Dataset entries:
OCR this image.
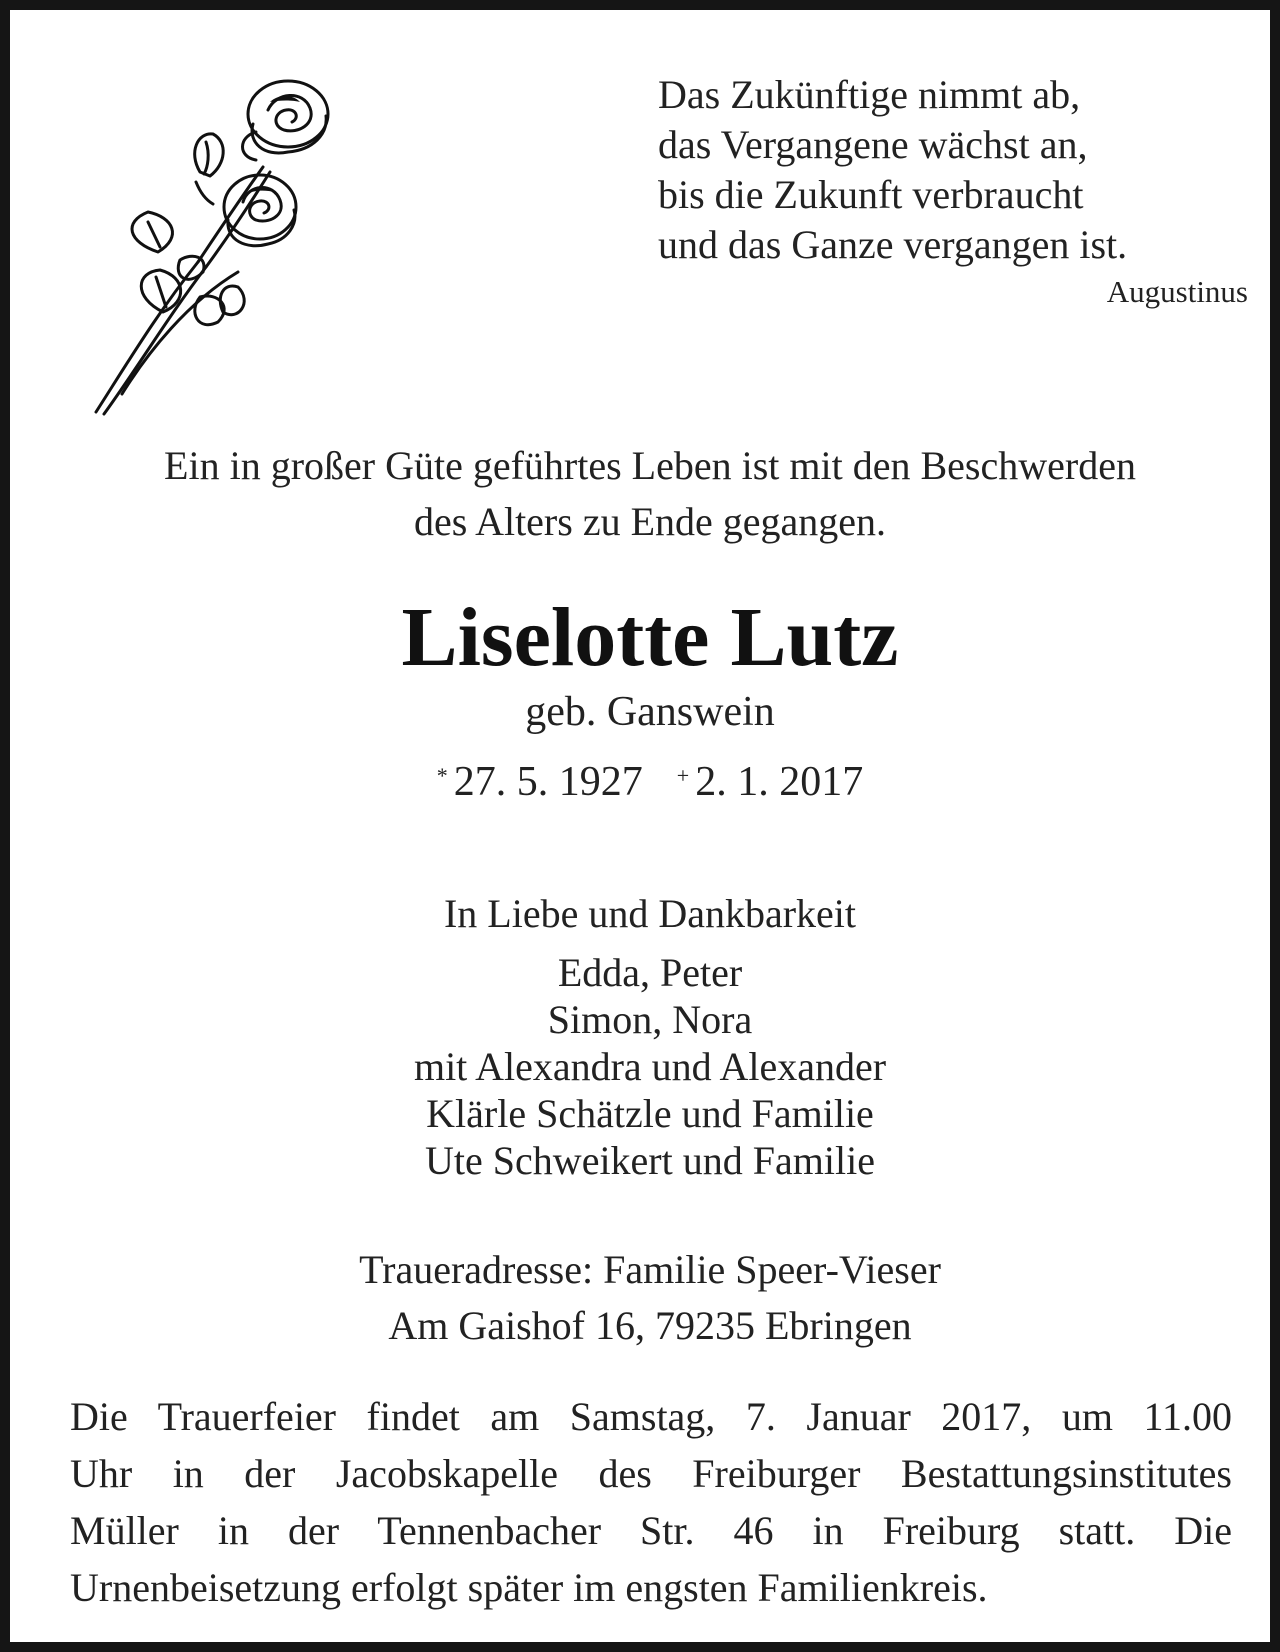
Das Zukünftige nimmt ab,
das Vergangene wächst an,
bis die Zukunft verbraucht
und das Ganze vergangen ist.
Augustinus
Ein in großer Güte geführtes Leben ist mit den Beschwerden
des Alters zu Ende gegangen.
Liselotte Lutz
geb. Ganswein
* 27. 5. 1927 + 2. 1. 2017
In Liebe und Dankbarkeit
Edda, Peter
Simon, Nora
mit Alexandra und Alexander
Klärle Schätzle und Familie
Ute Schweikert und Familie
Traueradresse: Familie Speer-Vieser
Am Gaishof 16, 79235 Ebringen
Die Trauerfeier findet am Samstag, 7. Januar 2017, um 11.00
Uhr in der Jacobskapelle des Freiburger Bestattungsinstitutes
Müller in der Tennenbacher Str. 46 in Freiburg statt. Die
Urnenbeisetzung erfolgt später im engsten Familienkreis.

What you should do: The entries above should be reproduced exactly, without their pictures.

Expected output:
OCR this image.
Das Zukünftige nimmt ab,
das Vergangene wächst an,
bis die Zukunft verbraucht
und das Ganze vergangen ist.
Augustinus
Ein in großer Güte geführtes Leben ist mit den Beschwerden
des Alters zu Ende gegangen.
Liselotte Lutz
geb. Ganswein
* 27. 5. 1927 + 2. 1. 2017
In Liebe und Dankbarkeit
Edda, Peter
Simon, Nora
mit Alexandra und Alexander
Klärle Schätzle und Familie
Ute Schweikert und Familie
Traueradresse: Familie Speer-Vieser
Am Gaishof 16, 79235 Ebringen
Die Trauerfeier findet am Samstag, 7. Januar 2017, um 11.00
Uhr in der Jacobskapelle des Freiburger Bestattungsinstitutes
Müller in der Tennenbacher Str. 46 in Freiburg statt. Die
Urnenbeisetzung erfolgt später im engsten Familienkreis.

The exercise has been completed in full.